Collected data:
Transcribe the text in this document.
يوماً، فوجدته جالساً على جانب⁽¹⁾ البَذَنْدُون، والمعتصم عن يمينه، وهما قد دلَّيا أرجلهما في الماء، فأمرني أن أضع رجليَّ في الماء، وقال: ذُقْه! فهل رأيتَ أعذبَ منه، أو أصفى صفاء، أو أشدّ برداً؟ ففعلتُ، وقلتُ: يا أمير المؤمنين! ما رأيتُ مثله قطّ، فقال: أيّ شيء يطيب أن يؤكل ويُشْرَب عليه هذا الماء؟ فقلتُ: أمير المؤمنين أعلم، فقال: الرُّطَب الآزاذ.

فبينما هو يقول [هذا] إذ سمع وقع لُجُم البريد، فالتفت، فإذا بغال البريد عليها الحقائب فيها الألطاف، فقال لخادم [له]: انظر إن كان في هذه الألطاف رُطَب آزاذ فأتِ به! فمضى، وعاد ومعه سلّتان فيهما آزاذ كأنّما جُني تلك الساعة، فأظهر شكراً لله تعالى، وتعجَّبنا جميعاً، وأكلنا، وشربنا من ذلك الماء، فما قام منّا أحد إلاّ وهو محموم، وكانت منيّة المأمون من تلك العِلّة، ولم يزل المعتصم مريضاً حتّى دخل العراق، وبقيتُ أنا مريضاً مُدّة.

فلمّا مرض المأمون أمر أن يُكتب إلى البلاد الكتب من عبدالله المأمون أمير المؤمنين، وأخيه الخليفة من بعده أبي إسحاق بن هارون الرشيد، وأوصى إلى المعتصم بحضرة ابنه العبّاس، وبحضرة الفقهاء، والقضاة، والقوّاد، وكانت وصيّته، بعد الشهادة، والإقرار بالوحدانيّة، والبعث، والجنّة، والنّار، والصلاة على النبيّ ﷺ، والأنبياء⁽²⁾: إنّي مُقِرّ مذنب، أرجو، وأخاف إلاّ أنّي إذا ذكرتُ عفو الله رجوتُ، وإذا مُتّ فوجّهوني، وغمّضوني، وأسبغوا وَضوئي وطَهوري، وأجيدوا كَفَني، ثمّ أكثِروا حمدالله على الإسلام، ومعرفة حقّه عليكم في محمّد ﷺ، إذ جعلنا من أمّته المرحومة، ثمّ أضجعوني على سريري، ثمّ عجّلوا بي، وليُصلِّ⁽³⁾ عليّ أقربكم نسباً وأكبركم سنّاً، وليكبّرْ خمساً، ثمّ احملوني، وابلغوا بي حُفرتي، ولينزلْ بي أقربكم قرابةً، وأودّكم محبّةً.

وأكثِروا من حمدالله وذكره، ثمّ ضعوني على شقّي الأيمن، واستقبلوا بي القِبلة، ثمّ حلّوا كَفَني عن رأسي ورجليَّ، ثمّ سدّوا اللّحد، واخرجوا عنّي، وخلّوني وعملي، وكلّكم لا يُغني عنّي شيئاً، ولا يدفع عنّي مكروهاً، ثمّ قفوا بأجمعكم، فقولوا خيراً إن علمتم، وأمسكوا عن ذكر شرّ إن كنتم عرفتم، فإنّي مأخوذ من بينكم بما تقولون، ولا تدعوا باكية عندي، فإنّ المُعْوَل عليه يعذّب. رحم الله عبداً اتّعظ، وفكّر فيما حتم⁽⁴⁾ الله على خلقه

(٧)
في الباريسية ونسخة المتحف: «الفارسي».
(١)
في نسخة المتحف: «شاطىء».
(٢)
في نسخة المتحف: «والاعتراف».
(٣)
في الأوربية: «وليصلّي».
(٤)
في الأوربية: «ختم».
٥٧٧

TASK PROMPT:
Pick out each line containing the string "المتحف" and copy it.

OUTPUT FOR THIS TASK:
في الباريسية ونسخة المتحف: «الفارسي».
في نسخة المتحف: «شاطىء».
في نسخة المتحف: «والاعتراف».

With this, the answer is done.